[Stored data]
○ ○ ○

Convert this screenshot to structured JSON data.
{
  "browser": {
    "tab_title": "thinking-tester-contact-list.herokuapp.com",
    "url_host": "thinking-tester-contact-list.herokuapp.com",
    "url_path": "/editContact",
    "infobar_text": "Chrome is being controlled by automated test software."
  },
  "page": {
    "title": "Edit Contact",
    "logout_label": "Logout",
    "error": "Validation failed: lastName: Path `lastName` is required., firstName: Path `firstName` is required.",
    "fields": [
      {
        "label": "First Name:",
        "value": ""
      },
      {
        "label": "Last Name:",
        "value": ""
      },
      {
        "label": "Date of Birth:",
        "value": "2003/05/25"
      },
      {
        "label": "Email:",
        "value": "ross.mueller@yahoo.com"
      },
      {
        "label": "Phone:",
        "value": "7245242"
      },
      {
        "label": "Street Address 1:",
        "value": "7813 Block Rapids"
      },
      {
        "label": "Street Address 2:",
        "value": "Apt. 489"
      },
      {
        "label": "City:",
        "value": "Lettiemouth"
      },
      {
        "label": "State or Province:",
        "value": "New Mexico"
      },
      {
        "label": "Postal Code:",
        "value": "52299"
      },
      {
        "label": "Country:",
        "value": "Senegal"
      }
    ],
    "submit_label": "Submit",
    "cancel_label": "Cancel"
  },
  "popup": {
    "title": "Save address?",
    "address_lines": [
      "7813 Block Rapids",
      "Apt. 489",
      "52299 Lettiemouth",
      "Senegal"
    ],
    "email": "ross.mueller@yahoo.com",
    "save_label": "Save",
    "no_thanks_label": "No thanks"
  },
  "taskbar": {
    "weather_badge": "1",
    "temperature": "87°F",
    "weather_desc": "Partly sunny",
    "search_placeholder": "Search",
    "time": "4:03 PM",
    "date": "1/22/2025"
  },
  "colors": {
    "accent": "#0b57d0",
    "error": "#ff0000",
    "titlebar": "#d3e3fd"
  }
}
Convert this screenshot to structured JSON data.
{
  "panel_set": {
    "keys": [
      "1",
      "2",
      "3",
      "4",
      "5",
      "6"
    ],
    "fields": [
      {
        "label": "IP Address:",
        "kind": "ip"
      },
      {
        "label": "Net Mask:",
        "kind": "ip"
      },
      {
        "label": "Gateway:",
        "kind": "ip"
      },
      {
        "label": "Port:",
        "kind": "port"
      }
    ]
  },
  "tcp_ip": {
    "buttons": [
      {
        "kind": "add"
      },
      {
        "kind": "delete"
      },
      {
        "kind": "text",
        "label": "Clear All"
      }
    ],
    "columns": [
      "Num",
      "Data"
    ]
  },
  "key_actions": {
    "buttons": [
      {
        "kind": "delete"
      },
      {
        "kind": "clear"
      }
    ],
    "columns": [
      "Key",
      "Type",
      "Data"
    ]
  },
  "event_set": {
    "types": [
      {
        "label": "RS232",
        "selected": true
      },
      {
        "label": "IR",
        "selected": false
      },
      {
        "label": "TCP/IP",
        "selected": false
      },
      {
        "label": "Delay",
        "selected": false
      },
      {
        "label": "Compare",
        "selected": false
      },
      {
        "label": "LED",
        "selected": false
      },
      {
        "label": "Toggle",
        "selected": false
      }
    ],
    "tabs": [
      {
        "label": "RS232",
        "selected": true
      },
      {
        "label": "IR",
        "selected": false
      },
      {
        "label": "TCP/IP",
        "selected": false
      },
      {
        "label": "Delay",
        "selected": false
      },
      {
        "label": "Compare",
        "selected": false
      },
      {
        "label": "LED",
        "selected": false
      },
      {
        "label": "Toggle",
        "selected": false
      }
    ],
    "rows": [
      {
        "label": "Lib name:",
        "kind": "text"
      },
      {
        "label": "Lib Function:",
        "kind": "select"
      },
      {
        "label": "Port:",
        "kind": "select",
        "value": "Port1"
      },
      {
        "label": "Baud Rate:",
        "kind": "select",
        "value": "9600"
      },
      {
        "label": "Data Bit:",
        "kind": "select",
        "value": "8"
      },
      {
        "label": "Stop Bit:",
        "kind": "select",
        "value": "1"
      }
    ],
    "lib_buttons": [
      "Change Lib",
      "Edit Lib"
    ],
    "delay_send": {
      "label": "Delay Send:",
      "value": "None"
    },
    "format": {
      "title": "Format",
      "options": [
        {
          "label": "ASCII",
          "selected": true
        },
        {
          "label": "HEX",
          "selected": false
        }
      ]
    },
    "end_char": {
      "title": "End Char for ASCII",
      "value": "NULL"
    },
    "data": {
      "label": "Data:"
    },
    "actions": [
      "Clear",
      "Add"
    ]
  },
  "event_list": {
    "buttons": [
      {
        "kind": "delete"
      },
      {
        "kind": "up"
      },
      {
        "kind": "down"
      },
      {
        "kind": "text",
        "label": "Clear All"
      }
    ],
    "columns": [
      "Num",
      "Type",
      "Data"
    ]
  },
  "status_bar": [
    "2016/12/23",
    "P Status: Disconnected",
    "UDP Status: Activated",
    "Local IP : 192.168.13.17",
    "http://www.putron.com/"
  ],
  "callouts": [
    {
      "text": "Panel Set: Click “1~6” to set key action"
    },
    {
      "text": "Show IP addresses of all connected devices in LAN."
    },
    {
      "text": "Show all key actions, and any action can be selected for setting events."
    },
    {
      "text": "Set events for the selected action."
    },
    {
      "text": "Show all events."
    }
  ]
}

○ ○ ○

* _Exercise goal_
The records above should all be quoted exactly, please.

* _Worked answer_
Convert this screenshot to structured JSON data.
{
  "browser": {
    "tab_title": "thinking-tester-contact-list.herokuapp.com",
    "url_host": "thinking-tester-contact-list.herokuapp.com",
    "url_path": "/editContact",
    "infobar_text": "Chrome is being controlled by automated test software."
  },
  "page": {
    "title": "Edit Contact",
    "logout_label": "Logout",
    "error": "Validation failed: lastName: Path `lastName` is required., firstName: Path `firstName` is required.",
    "fields": [
      {
        "label": "First Name:",
        "value": ""
      },
      {
        "label": "Last Name:",
        "value": ""
      },
      {
        "label": "Date of Birth:",
        "value": "2003/05/25"
      },
      {
        "label": "Email:",
        "value": "ross.mueller@yahoo.com"
      },
      {
        "label": "Phone:",
        "value": "7245242"
      },
      {
        "label": "Street Address 1:",
        "value": "7813 Block Rapids"
      },
      {
        "label": "Street Address 2:",
        "value": "Apt. 489"
      },
      {
        "label": "City:",
        "value": "Lettiemouth"
      },
      {
        "label": "State or Province:",
        "value": "New Mexico"
      },
      {
        "label": "Postal Code:",
        "value": "52299"
      },
      {
        "label": "Country:",
        "value": "Senegal"
      }
    ],
    "submit_label": "Submit",
    "cancel_label": "Cancel"
  },
  "popup": {
    "title": "Save address?",
    "address_lines": [
      "7813 Block Rapids",
      "Apt. 489",
      "52299 Lettiemouth",
      "Senegal"
    ],
    "email": "ross.mueller@yahoo.com",
    "save_label": "Save",
    "no_thanks_label": "No thanks"
  },
  "taskbar": {
    "weather_badge": "1",
    "temperature": "87°F",
    "weather_desc": "Partly sunny",
    "search_placeholder": "Search",
    "time": "4:03 PM",
    "date": "1/22/2025"
  },
  "colors": {
    "accent": "#0b57d0",
    "error": "#ff0000",
    "titlebar": "#d3e3fd"
  }
}
Convert this screenshot to structured JSON data.
{
  "panel_set": {
    "keys": [
      "1",
      "2",
      "3",
      "4",
      "5",
      "6"
    ],
    "fields": [
      {
        "label": "IP Address:",
        "kind": "ip"
      },
      {
        "label": "Net Mask:",
        "kind": "ip"
      },
      {
        "label": "Gateway:",
        "kind": "ip"
      },
      {
        "label": "Port:",
        "kind": "port"
      }
    ]
  },
  "tcp_ip": {
    "buttons": [
      {
        "kind": "add"
      },
      {
        "kind": "delete"
      },
      {
        "kind": "text",
        "label": "Clear All"
      }
    ],
    "columns": [
      "Num",
      "Data"
    ]
  },
  "key_actions": {
    "buttons": [
      {
        "kind": "delete"
      },
      {
        "kind": "clear"
      }
    ],
    "columns": [
      "Key",
      "Type",
      "Data"
    ]
  },
  "event_set": {
    "types": [
      {
        "label": "RS232",
        "selected": true
      },
      {
        "label": "IR",
        "selected": false
      },
      {
        "label": "TCP/IP",
        "selected": false
      },
      {
        "label": "Delay",
        "selected": false
      },
      {
        "label": "Compare",
        "selected": false
      },
      {
        "label": "LED",
        "selected": false
      },
      {
        "label": "Toggle",
        "selected": false
      }
    ],
    "tabs": [
      {
        "label": "RS232",
        "selected": true
      },
      {
        "label": "IR",
        "selected": false
      },
      {
        "label": "TCP/IP",
        "selected": false
      },
      {
        "label": "Delay",
        "selected": false
      },
      {
        "label": "Compare",
        "selected": false
      },
      {
        "label": "LED",
        "selected": false
      },
      {
        "label": "Toggle",
        "selected": false
      }
    ],
    "rows": [
      {
        "label": "Lib name:",
        "kind": "text"
      },
      {
        "label": "Lib Function:",
        "kind": "select"
      },
      {
        "label": "Port:",
        "kind": "select",
        "value": "Port1"
      },
      {
        "label": "Baud Rate:",
        "kind": "select",
        "value": "9600"
      },
      {
        "label": "Data Bit:",
        "kind": "select",
        "value": "8"
      },
      {
        "label": "Stop Bit:",
        "kind": "select",
        "value": "1"
      }
    ],
    "lib_buttons": [
      "Change Lib",
      "Edit Lib"
    ],
    "delay_send": {
      "label": "Delay Send:",
      "value": "None"
    },
    "format": {
      "title": "Format",
      "options": [
        {
          "label": "ASCII",
          "selected": true
        },
        {
          "label": "HEX",
          "selected": false
        }
      ]
    },
    "end_char": {
      "title": "End Char for ASCII",
      "value": "NULL"
    },
    "data": {
      "label": "Data:"
    },
    "actions": [
      "Clear",
      "Add"
    ]
  },
  "event_list": {
    "buttons": [
      {
        "kind": "delete"
      },
      {
        "kind": "up"
      },
      {
        "kind": "down"
      },
      {
        "kind": "text",
        "label": "Clear All"
      }
    ],
    "columns": [
      "Num",
      "Type",
      "Data"
    ]
  },
  "status_bar": [
    "2016/12/23",
    "P Status: Disconnected",
    "UDP Status: Activated",
    "Local IP : 192.168.13.17",
    "http://www.putron.com/"
  ],
  "callouts": [
    {
      "text": "Panel Set: Click “1~6” to set key action"
    },
    {
      "text": "Show IP addresses of all connected devices in LAN."
    },
    {
      "text": "Show all key actions, and any action can be selected for setting events."
    },
    {
      "text": "Set events for the selected action."
    },
    {
      "text": "Show all events."
    }
  ]
}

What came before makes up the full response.